Supplied data START

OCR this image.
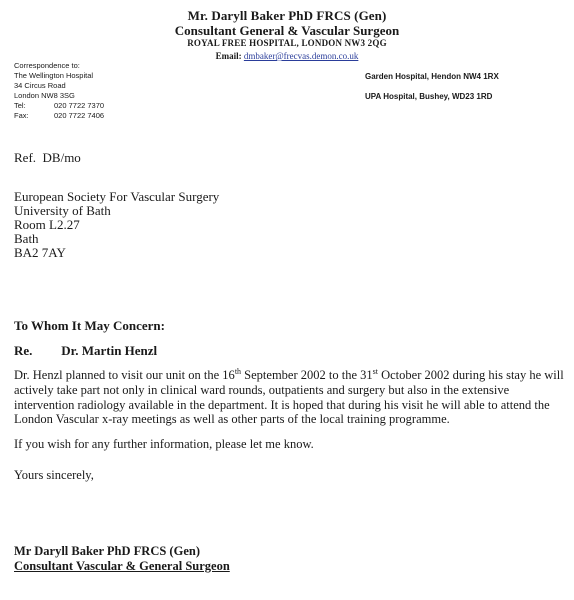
Mr. Daryll Baker PhD FRCS (Gen)
Consultant General & Vascular Surgeon
ROYAL FREE HOSPITAL, LONDON NW3 2QG
Email: dmbaker@frecvas.demon.co.uk
Correspondence to:
The Wellington Hospital
34 Circus Road
London NW8 3SG
Tel:	020 7722 7370
Fax:	020 7722 7406
Garden Hospital, Hendon NW4 1RX
UPA Hospital, Bushey, WD23 1RD
Ref.  DB/mo
European Society For Vascular Surgery
University of Bath
Room L2.27
Bath
BA2 7AY
To Whom It May Concern:
Re. Dr. Martin Henzl
Dr. Henzl planned to visit our unit on the 16th September 2002 to the 31st October 2002 during his stay he will actively take part not only in clinical ward rounds, outpatients and surgery but also in the extensive intervention radiology available in the department. It is hoped that during his visit he will able to attend the London Vascular x-ray meetings as well as other parts of the local training programme.
If you wish for any further information, please let me know.
Yours sincerely,
Mr Daryll Baker PhD FRCS (Gen)
Consultant Vascular & General Surgeon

Supplied data END

**Work instruction**
Your answer should be each line of the data that contains the word "Henzl", copied as it stands.

**Result**
Re. Dr. Martin Henzl
Dr. Henzl planned to visit our unit on the 16th September 2002 to the 31st October 2002 during his stay he will actively take part not only in clinical ward rounds, outpatients and surgery but also in the extensive intervention radiology available in the department. It is hoped that during his visit he will able to attend the London Vascular x-ray meetings as well as other parts of the local training programme.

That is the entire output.